_Gösterilen Metin_
○ ○ ○

İslam’a bu kadar yakın olmalarına rağmen üç asırdır kimsenin kapılarını çalmadığı Türklerin kapısı, 10’uncu asrın başlarında aşındırılmaya başladı. Gelenler resmi mezhepken aforoz edilip, Abbasi yönetimi tarafından kendilerine karşı kıyım başlatıldığı Mutezile uleması idi. Mutezile’nin aklı önceleyen, Kuran’dan feyizlenen İslam yorumu kısa sürede Türkler arasında yankı buldu. Öyle ki sadece yarım asırda başta Oğuz boyları olmak üzere Türklerin büyük bir kısmı İslam’a girdiler. Ancak Türklerin girdikleri İslam, ne Arabın Sünniliği ne de Acemin Şiiliği idi. Zaten isteselerdi de onlara girmeye takatleri yetmezdi. Putperest öğelerinden arındırarak eski Gök Tanrı dinini İslam’la modifiye etmekti bu. Aynen asrısaadette Arapların yapmış olduğunun bir benzerini Türkler yaptılar. Gök Tanrı: ALLAH’a; Kamanlar: babalara; töre: şeriata; yalvaç: peygambere; uçmak: cennete; Satılay: şeytana; Oğuz Kağan: peygamber sahabesine ve Alpler: alperen ve gazilere dönüştü.
Mezheple, hadisle, sünnetle ve diğer tağuti ilimlerle ilgilenmeyen ve ısrarla da bilgilenmeyen bu coşkun gruba, iman etmiş Türk manasında “Türkmen” ismi verildi. Kuran’dan başka kitap görmemiş, kâfirlerle cihat etmek için yanıp tutuşan, saz eşliğinde ilahiler söyleyip resim ve minyatür yapıp gölge oyunları oynayan, kendi dilinde ibadet eden, kurban bayramında at boğazlayan, şalvar, gömlek ve takkesiyle kendine özgü dinsel kıyafetleri olan, Ali ve evladına derin muhabbet beslerken Rafızi düşmanı, Muaviye ve Yezit’e lanet okurken diğer sahabelere yürekten bağlı, kadınları kara çarşaf ve peçe kullanmayan, öğrenmeye ve bilgiye aç, Kurani emirlerin haricindeki sonradan ortaya çıkmış beşeri haramları hiç iplemeyen marjinal bir gruptu velhasıl Türkmenler. Günümüzde bile onların hangi mezhepte olduklarının kestirilememesi ve hiçbir mezhep şablonuna uydurulamamaları manidar değil mi?

○ ○ ○

_Yönerge_
Türklerin İslam'a girişini ve Türkmenleri konu alan metni, son cümlesinden sonra sürdürün. Aşağıdaki liste bu iş için gerekli değildir.

Uzamsal Yerleşim Kayıtları:
○ ○ ○

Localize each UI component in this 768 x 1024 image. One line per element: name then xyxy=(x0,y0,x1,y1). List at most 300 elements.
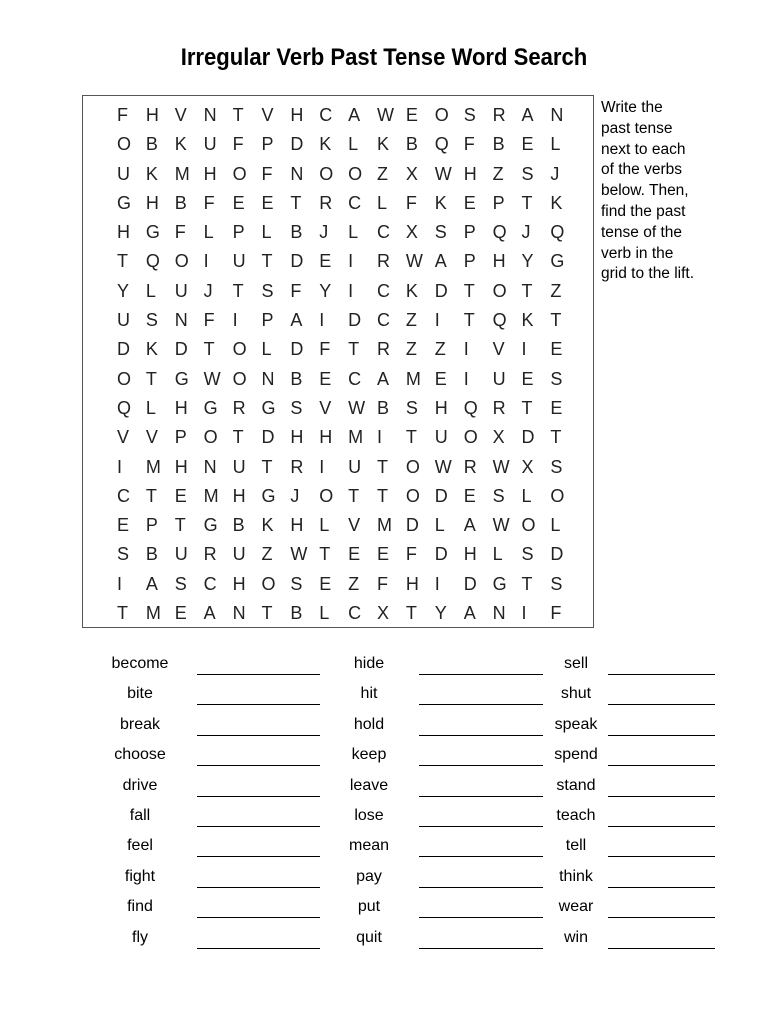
grid-letter: J xyxy=(290,485,300,506)
grid-letter: U xyxy=(232,251,246,272)
verb-label: put xyxy=(357,898,381,916)
grid-letter: L xyxy=(377,192,388,213)
grid-letter: T xyxy=(145,485,157,506)
grid-letter: G xyxy=(145,222,160,243)
grid-letter: U xyxy=(232,544,246,565)
grid-letter: W xyxy=(203,368,221,389)
answer-blank[interactable] xyxy=(197,917,320,918)
grid-letter: R xyxy=(377,339,391,360)
grid-letter: U xyxy=(203,134,217,155)
grid-letter: T xyxy=(377,485,389,506)
grid-letter: Y xyxy=(117,280,130,301)
grid-letter: D xyxy=(348,310,362,331)
grid-letter: R xyxy=(203,544,217,565)
grid-letter: X xyxy=(377,603,390,624)
grid-letter: N xyxy=(174,310,188,331)
grid-letter: F xyxy=(290,280,302,301)
grid-letter: L xyxy=(550,515,561,536)
grid-letter: K xyxy=(434,192,447,213)
grid-letter: B xyxy=(232,515,245,536)
answer-blank[interactable] xyxy=(197,735,320,736)
grid-letter: E xyxy=(117,515,130,536)
grid-letter: W xyxy=(290,544,308,565)
grid-letter: O xyxy=(319,485,334,506)
answer-blank[interactable] xyxy=(608,887,715,888)
grid-letter: O xyxy=(463,427,478,448)
grid-letter: T xyxy=(117,603,128,624)
grid-letter: O xyxy=(117,134,132,155)
grid-letter: I xyxy=(377,427,383,448)
grid-letter: H xyxy=(232,485,246,506)
verb-label: fight xyxy=(124,867,156,885)
grid-letter: F xyxy=(174,222,186,243)
grid-letter: V xyxy=(319,397,332,418)
page-title: Irregular Verb Past Tense Word Search xyxy=(180,44,588,71)
grid-letter: U xyxy=(492,368,506,389)
grid-letter: K xyxy=(145,163,158,184)
grid-letter: T xyxy=(550,310,562,331)
word-search-grid xyxy=(113,104,575,631)
grid-letter: N xyxy=(550,105,564,125)
verb-label: hold xyxy=(353,715,385,733)
grid-letter: A xyxy=(463,603,476,624)
grid-letter: J xyxy=(319,222,329,243)
grid-letter: F xyxy=(405,192,417,213)
grid-letter: C xyxy=(377,222,391,243)
grid-letter: C xyxy=(319,105,333,125)
grid-letter: H xyxy=(203,163,217,184)
answer-blank[interactable] xyxy=(419,948,543,949)
answer-blank[interactable] xyxy=(197,887,320,888)
grid-letter: L xyxy=(348,134,359,155)
verb-label: fly xyxy=(132,928,148,946)
grid-letter: I xyxy=(117,573,123,594)
grid-letter: G xyxy=(550,251,565,272)
grid-letter: D xyxy=(434,544,448,565)
grid-letter: N xyxy=(492,603,506,624)
answer-blank[interactable] xyxy=(419,735,543,736)
grid-letter: U xyxy=(348,456,362,477)
answer-blank[interactable] xyxy=(419,704,543,705)
grid-letter: A xyxy=(145,573,158,594)
grid-letter: V xyxy=(492,339,505,360)
verb-label: win xyxy=(563,928,588,946)
answer-blank[interactable] xyxy=(419,887,543,888)
grid-letter: K xyxy=(405,280,418,301)
instruction-line: tense of the xyxy=(601,223,683,241)
grid-letter: H xyxy=(145,192,159,213)
verb-label: shut xyxy=(560,685,592,703)
grid-letter: F xyxy=(261,163,273,184)
grid-letter: L xyxy=(145,280,156,301)
grid-letter: G xyxy=(203,397,218,418)
grid-letter: X xyxy=(405,163,418,184)
grid-letter: T xyxy=(174,515,186,536)
grid-letter: O xyxy=(203,427,218,448)
answer-blank[interactable] xyxy=(419,826,543,827)
grid-letter: P xyxy=(145,515,158,536)
grid-letter: E xyxy=(319,368,332,389)
grid-letter: I xyxy=(434,573,440,594)
grid-letter: Z xyxy=(492,163,504,184)
grid-letter: T xyxy=(405,603,417,624)
grid-letter: N xyxy=(290,163,304,184)
grid-letter: O xyxy=(405,485,420,506)
grid-letter: G xyxy=(203,515,218,536)
grid-letter: I xyxy=(463,339,469,360)
grid-letter: Z xyxy=(261,544,273,565)
verb-label: think xyxy=(559,867,593,885)
grid-letter: B xyxy=(145,134,158,155)
grid-letter: M xyxy=(348,427,364,448)
grid-letter: Z xyxy=(550,280,562,301)
grid-letter: U xyxy=(117,310,130,331)
grid-letter: H xyxy=(290,515,304,536)
grid-letter: D xyxy=(521,427,535,448)
grid-letter: U xyxy=(174,544,188,565)
grid-letter: H xyxy=(492,251,506,272)
instruction-line: find the past xyxy=(601,202,686,220)
grid-letter: D xyxy=(550,544,564,565)
grid-letter: O xyxy=(319,163,334,184)
grid-letter: E xyxy=(550,397,563,418)
grid-letter: E xyxy=(348,544,361,565)
grid-letter: J xyxy=(203,280,213,301)
grid-letter: T xyxy=(463,280,475,301)
grid-letter: A xyxy=(434,251,447,272)
grid-letter: Q xyxy=(463,397,478,418)
grid-letter: D xyxy=(434,485,448,506)
grid-letter: Q xyxy=(550,222,565,243)
answer-blank[interactable] xyxy=(608,765,715,766)
grid-letter: E xyxy=(319,251,332,272)
verb-label: pay xyxy=(356,867,382,885)
grid-letter: S xyxy=(492,485,505,506)
grid-letter: E xyxy=(521,368,534,389)
grid-letter: X xyxy=(405,222,418,243)
grid-letter: Q xyxy=(145,251,160,272)
answer-blank[interactable] xyxy=(608,856,715,857)
grid-letter: H xyxy=(117,222,130,243)
answer-blank[interactable] xyxy=(197,796,320,797)
grid-letter: L xyxy=(261,222,272,243)
grid-letter: N xyxy=(261,368,275,389)
grid-letter: T xyxy=(203,339,215,360)
grid-letter: N xyxy=(232,603,246,624)
grid-letter: V xyxy=(348,515,361,536)
grid-letter: P xyxy=(261,310,274,331)
instruction-line: grid to the lift. xyxy=(601,265,695,283)
instruction-line: Write the xyxy=(601,99,663,116)
grid-letter: T xyxy=(348,339,360,360)
grid-letter: E xyxy=(405,105,418,125)
grid-letter: V xyxy=(261,105,274,125)
verb-label: mean xyxy=(348,837,390,855)
grid-letter: D xyxy=(290,134,304,155)
grid-letter: E xyxy=(434,368,447,389)
verb-label: bite xyxy=(127,685,153,703)
grid-letter: O xyxy=(232,339,247,360)
grid-letter: J xyxy=(550,163,560,184)
grid-letter: H xyxy=(463,544,477,565)
grid-letter: C xyxy=(348,192,362,213)
verb-label: drive xyxy=(122,776,158,794)
grid-letter: M xyxy=(145,603,161,624)
grid-letter: K xyxy=(550,192,563,213)
grid-letter: M xyxy=(203,485,219,506)
grid-letter: X xyxy=(492,427,505,448)
verb-label: lose xyxy=(354,806,384,824)
grid-letter: T xyxy=(261,603,273,624)
grid-letter: P xyxy=(174,427,187,448)
grid-letter: P xyxy=(232,222,245,243)
grid-letter: T xyxy=(290,192,302,213)
grid-letter: B xyxy=(174,192,187,213)
grid-letter: D xyxy=(405,515,419,536)
answer-blank[interactable] xyxy=(419,674,543,675)
grid-letter: K xyxy=(261,515,274,536)
grid-letter: H xyxy=(174,456,188,477)
grid-letter: A xyxy=(463,515,476,536)
verb-label: become xyxy=(111,655,169,672)
grid-letter: P xyxy=(463,251,476,272)
grid-letter: Q xyxy=(117,397,132,418)
grid-letter: L xyxy=(521,485,532,506)
answer-blank[interactable] xyxy=(608,917,715,918)
grid-letter: G xyxy=(174,368,189,389)
grid-letter: K xyxy=(174,134,187,155)
grid-letter: P xyxy=(261,134,274,155)
grid-letter: R xyxy=(290,456,304,477)
grid-letter: Z xyxy=(405,310,417,331)
grid-letter: Y xyxy=(521,251,534,272)
grid-letter: M xyxy=(145,456,161,477)
instruction-line: of the verbs xyxy=(601,161,682,179)
grid-letter: A xyxy=(203,603,216,624)
grid-letter: B xyxy=(377,397,390,418)
grid-letter: F xyxy=(117,105,128,125)
grid-letter: I xyxy=(232,310,238,331)
grid-letter: I xyxy=(434,310,440,331)
grid-letter: T xyxy=(463,310,475,331)
grid-letter: E xyxy=(377,544,390,565)
grid-letter: E xyxy=(232,192,245,213)
grid-letter: I xyxy=(463,368,469,389)
verb-label: tell xyxy=(565,837,587,855)
instruction-line: past tense xyxy=(601,119,673,137)
answer-blank[interactable] xyxy=(197,674,320,675)
grid-letter: E xyxy=(463,192,476,213)
grid-letter: S xyxy=(463,105,476,125)
grid-letter: I xyxy=(348,280,354,301)
grid-letter: F xyxy=(550,603,562,624)
grid-letter: D xyxy=(261,427,275,448)
verb-label: fall xyxy=(129,806,151,824)
grid-letter: O xyxy=(232,368,247,389)
grid-letter: Q xyxy=(492,222,507,243)
grid-letter: S xyxy=(434,222,447,243)
verb-label: choose xyxy=(114,746,166,764)
grid-letter: O xyxy=(550,485,565,506)
grid-letter: O xyxy=(117,368,132,389)
grid-letter: T xyxy=(521,280,533,301)
verb-label: stand xyxy=(556,776,596,794)
grid-letter: O xyxy=(405,456,420,477)
grid-letter: E xyxy=(550,339,563,360)
verb-label: find xyxy=(127,898,153,916)
grid-letter: T xyxy=(521,397,533,418)
grid-letter: O xyxy=(521,515,536,536)
grid-letter: S xyxy=(290,573,303,594)
grid-letter: C xyxy=(203,573,217,594)
grid-letter: T xyxy=(232,105,244,125)
grid-letter: T xyxy=(261,456,273,477)
verb-label: keep xyxy=(351,746,387,764)
verb-label: sell xyxy=(563,655,588,672)
grid-letter: A xyxy=(377,368,390,389)
grid-letter: S xyxy=(261,280,274,301)
grid-letter: T xyxy=(521,192,533,213)
grid-letter: U xyxy=(117,163,130,184)
grid-letter: E xyxy=(174,603,187,624)
grid-letter: P xyxy=(463,222,476,243)
grid-letter: A xyxy=(521,105,534,125)
grid-letter: L xyxy=(550,134,561,155)
grid-letter: F xyxy=(377,573,389,594)
grid-letter: Z xyxy=(377,163,389,184)
grid-letter: M xyxy=(377,515,393,536)
verb-label: break xyxy=(119,715,161,733)
grid-letter: S xyxy=(405,397,418,418)
answer-blank[interactable] xyxy=(197,826,320,827)
grid-letter: F xyxy=(319,339,331,360)
grid-letter: R xyxy=(232,397,246,418)
grid-letter: U xyxy=(232,456,246,477)
grid-letter: L xyxy=(145,397,156,418)
instructions xyxy=(601,98,761,285)
grid-letter: D xyxy=(290,339,304,360)
grid-letter: S xyxy=(174,573,187,594)
grid-letter: S xyxy=(550,573,563,594)
grid-letter: O xyxy=(492,280,507,301)
grid-letter: S xyxy=(521,544,534,565)
grid-letter: B xyxy=(290,603,303,624)
answer-blank[interactable] xyxy=(608,796,715,797)
grid-letter: S xyxy=(550,456,563,477)
grid-letter: T xyxy=(232,427,244,448)
answer-blank[interactable] xyxy=(608,704,715,705)
grid-letter: S xyxy=(117,544,130,565)
grid-letter: S xyxy=(521,163,534,184)
grid-letter: T xyxy=(521,573,533,594)
answer-blank[interactable] xyxy=(419,856,543,857)
grid-letter: E xyxy=(174,485,187,506)
grid-letter: R xyxy=(377,251,391,272)
grid-letter: S xyxy=(145,310,158,331)
instruction-line: below. Then, xyxy=(601,182,689,200)
grid-letter: T xyxy=(377,456,389,477)
grid-letter: G xyxy=(117,192,132,213)
grid-letter: D xyxy=(117,339,130,360)
grid-letter: H xyxy=(232,573,246,594)
grid-letter: X xyxy=(521,456,534,477)
grid-letter: I xyxy=(203,251,209,272)
verb-label: quit xyxy=(356,928,382,946)
grid-letter: R xyxy=(492,105,506,125)
grid-letter: H xyxy=(434,397,448,418)
verb-label: hide xyxy=(353,655,385,672)
answer-blank[interactable] xyxy=(197,765,320,766)
grid-letter: L xyxy=(203,222,214,243)
grid-letter: C xyxy=(348,603,362,624)
grid-letter: W xyxy=(434,456,452,477)
grid-letter: D xyxy=(174,339,188,360)
grid-letter: L xyxy=(319,603,330,624)
grid-letter: O xyxy=(261,573,276,594)
grid-letter: I xyxy=(319,310,325,331)
grid-letter: C xyxy=(377,310,391,331)
grid-letter: T xyxy=(232,280,244,301)
grid-letter: G xyxy=(261,397,276,418)
grid-letter: C xyxy=(348,368,362,389)
grid-letter: H xyxy=(145,105,159,125)
verb-label: feel xyxy=(127,837,153,855)
grid-letter: O xyxy=(232,163,247,184)
verb-label: hit xyxy=(360,685,378,703)
grid-letter: Q xyxy=(434,134,449,155)
answer-blank[interactable] xyxy=(608,735,715,736)
verb-label: spend xyxy=(554,746,598,764)
grid-letter: H xyxy=(174,397,188,418)
grid-letter: G xyxy=(261,485,276,506)
grid-letter: F xyxy=(203,310,215,331)
grid-letter: T xyxy=(319,544,331,565)
grid-letter: O xyxy=(174,251,189,272)
grid-letter: K xyxy=(319,134,332,155)
grid-letter: D xyxy=(434,280,448,301)
grid-letter: L xyxy=(434,515,445,536)
answer-blank[interactable] xyxy=(608,826,715,827)
answer-blank[interactable] xyxy=(197,704,320,705)
grid-letter: Y xyxy=(434,603,447,624)
answer-blank[interactable] xyxy=(197,856,320,857)
grid-letter: D xyxy=(290,251,304,272)
instruction-line: next to each xyxy=(601,140,686,158)
answer-blank[interactable] xyxy=(419,917,543,918)
answer-blank[interactable] xyxy=(608,674,715,675)
grid-letter: B xyxy=(492,134,505,155)
grid-letter: G xyxy=(492,573,507,594)
grid-letter: L xyxy=(348,222,359,243)
answer-blank[interactable] xyxy=(608,948,715,949)
verb-label: leave xyxy=(349,776,389,794)
answer-blank[interactable] xyxy=(419,765,543,766)
grid-letter: H xyxy=(290,427,304,448)
grid-letter: E xyxy=(521,134,534,155)
grid-letter: T xyxy=(261,251,273,272)
verb-label: wear xyxy=(558,898,594,916)
grid-letter: V xyxy=(174,105,187,125)
grid-letter: I xyxy=(521,603,527,624)
grid-letter: T xyxy=(348,485,360,506)
grid-letter: N xyxy=(203,456,217,477)
answer-blank[interactable] xyxy=(197,948,320,949)
grid-letter: H xyxy=(405,573,419,594)
grid-letter: Q xyxy=(492,310,507,331)
answer-blank[interactable] xyxy=(419,796,543,797)
grid-letter: W xyxy=(348,397,366,418)
grid-letter: W xyxy=(434,163,452,184)
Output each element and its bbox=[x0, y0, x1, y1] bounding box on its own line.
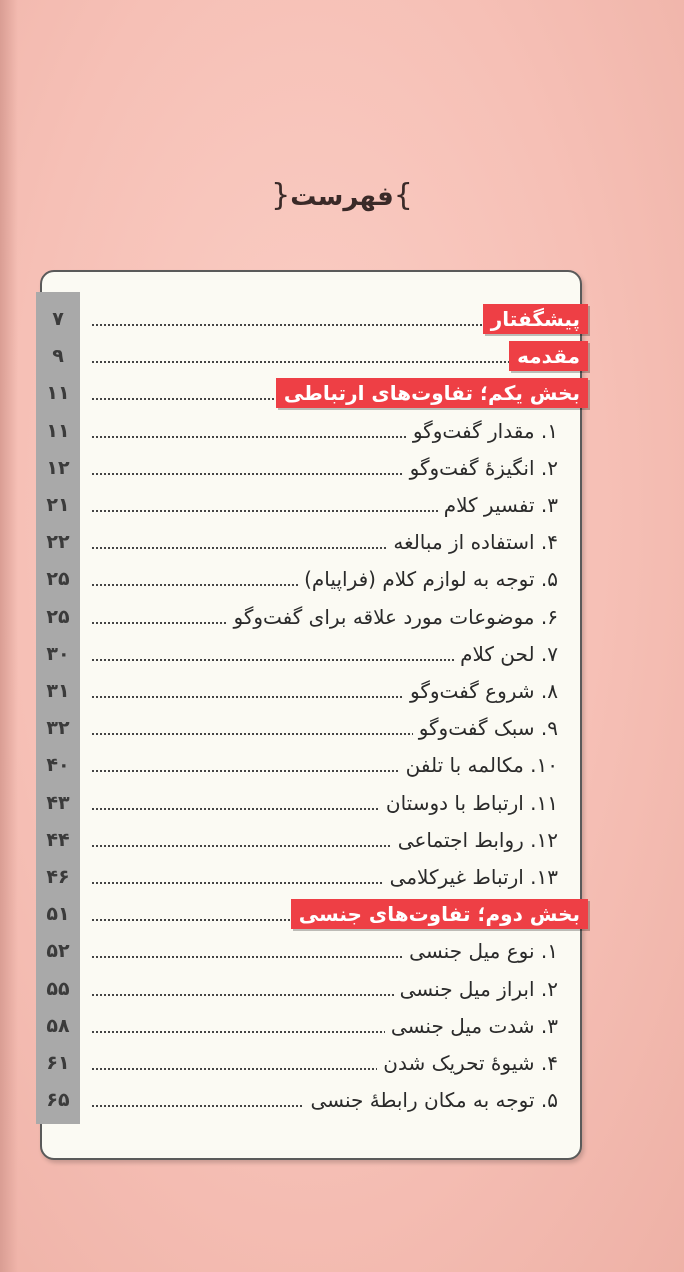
toc-row bbox=[0, 375, 684, 411]
toc-section-heading: بخش دوم؛ تفاوت‌های جنسی bbox=[291, 899, 588, 929]
toc-row bbox=[0, 487, 684, 523]
toc-section-heading: مقدمه bbox=[509, 341, 588, 371]
toc-page-number: ۳۲ bbox=[46, 717, 70, 740]
toc-item-label: ۱۱. ارتباط با دوستان bbox=[380, 785, 558, 821]
toc-item-label: ۶. موضوعات مورد علاقه برای گفت‌وگو bbox=[228, 599, 558, 635]
toc-row bbox=[0, 859, 684, 895]
toc-row bbox=[0, 599, 684, 635]
toc-row bbox=[0, 301, 684, 337]
page-title bbox=[0, 178, 684, 213]
toc-page-number: ۵۱ bbox=[46, 903, 70, 926]
toc-row bbox=[0, 561, 684, 597]
toc-row bbox=[0, 338, 684, 374]
toc-page-number: ۳۱ bbox=[46, 680, 70, 702]
toc-page-number: ۵۸ bbox=[46, 1014, 70, 1037]
toc-page-number: ۲۵ bbox=[46, 568, 70, 591]
toc-row bbox=[0, 971, 684, 1007]
title-text: فهرست bbox=[290, 182, 394, 212]
title-brace-open: } bbox=[393, 178, 413, 213]
toc-item-label: ۳. شدت میل جنسی bbox=[385, 1008, 558, 1044]
toc-page-number: ۱۲ bbox=[46, 456, 70, 479]
toc-row bbox=[0, 896, 684, 932]
toc-row bbox=[0, 822, 684, 858]
toc-page-number: ۴۰ bbox=[46, 754, 70, 777]
toc-item-label: ۵. توجه به لوازم کلام (فراپیام) bbox=[298, 561, 558, 597]
toc-item-label: ۱. مقدار گفت‌وگو bbox=[407, 413, 558, 449]
toc-item-label: ۷. لحن کلام bbox=[454, 636, 558, 672]
toc-page-number: ۴۶ bbox=[46, 866, 70, 888]
toc-page-number: ۵۵ bbox=[46, 977, 70, 1000]
toc-page-number: ۱۱ bbox=[46, 419, 70, 442]
toc-item-label: ۵. توجه به مکان رابطهٔ جنسی bbox=[304, 1082, 558, 1118]
toc-page-number: ۴۴ bbox=[46, 828, 70, 851]
toc-row bbox=[0, 747, 684, 783]
toc-item-label: ۱۲. روابط اجتماعی bbox=[392, 822, 558, 858]
toc-row bbox=[0, 673, 684, 709]
toc-row bbox=[0, 785, 684, 821]
toc-page-number: ۶۱ bbox=[46, 1052, 70, 1074]
toc-section-heading: بخش یکم؛ تفاوت‌های ارتباطی bbox=[276, 378, 588, 408]
toc-item-label: ۸. شروع گفت‌وگو bbox=[404, 673, 558, 709]
toc-item-label: ۴. استفاده از مبالغه bbox=[387, 524, 558, 560]
toc-page-number: ۴۳ bbox=[46, 791, 70, 814]
toc-row bbox=[0, 1082, 684, 1118]
toc-item-label: ۴. شیوهٔ تحریک شدن bbox=[377, 1045, 558, 1081]
toc-row bbox=[0, 1008, 684, 1044]
toc-page-number: ۵۲ bbox=[46, 940, 70, 963]
toc-row bbox=[0, 413, 684, 449]
toc-page-number: ۷ bbox=[52, 308, 64, 330]
toc-item-label: ۳. تفسیر کلام bbox=[438, 487, 558, 523]
toc-section-heading: پیشگفتار bbox=[483, 304, 588, 334]
toc-item-label: ۱۰. مکالمه با تلفن bbox=[400, 747, 558, 783]
toc-page-number: ۲۲ bbox=[46, 531, 70, 554]
toc-item-label: ۹. سبک گفت‌وگو bbox=[413, 710, 558, 746]
toc-row bbox=[0, 710, 684, 746]
toc-page-number: ۹ bbox=[52, 345, 64, 368]
toc-row bbox=[0, 450, 684, 486]
toc-row bbox=[0, 524, 684, 560]
toc-row bbox=[0, 636, 684, 672]
toc-page-number: ۲۱ bbox=[46, 494, 70, 516]
toc-dot-leader bbox=[92, 361, 562, 363]
toc-row bbox=[0, 1045, 684, 1081]
toc-item-label: ۲. ابراز میل جنسی bbox=[394, 971, 558, 1007]
toc-row bbox=[0, 933, 684, 969]
toc-item-label: ۱۳. ارتباط غیرکلامی bbox=[384, 859, 558, 895]
toc-item-label: ۱. نوع میل جنسی bbox=[403, 933, 558, 969]
toc-page-number: ۱۱ bbox=[46, 382, 70, 405]
toc-page-number: ۲۵ bbox=[46, 605, 70, 628]
toc-page-number: ۳۰ bbox=[46, 642, 70, 665]
toc-item-label: ۲. انگیزهٔ گفت‌وگو bbox=[404, 450, 558, 486]
toc-page-number: ۶۵ bbox=[46, 1089, 70, 1112]
title-brace-close: { bbox=[271, 178, 291, 213]
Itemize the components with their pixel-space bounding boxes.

○ ○ ○

_Görev Sonucu_
Kısa bir zaman sonra Türkmenler ilk devletlerini kurdular. Alptekin’in kurmuş olduğu Gazneli devleti, Medine İslam devletine benzer bir hızla büyüdü. Nitekim koca Hindistan’ın fethi gerçekleşti. Hint Fatihi Mahmut’a “Sultan” unvanının verilmesi Türkmenler için bir dönüm noktası oldu. Halifenin başka bir hükümdara sultan (yetki) vermesi bir bakıma egemenliğini paylaşması anlamına geliyordu. Buna diyet olarak Mahmut devletini kendisi için de bir tehdit olan Türkmen unsurlardan arındırdı. Yerine Sünniliği ve Hint İslam sentezinden yeni doğmuş tasavvufu ikame etti.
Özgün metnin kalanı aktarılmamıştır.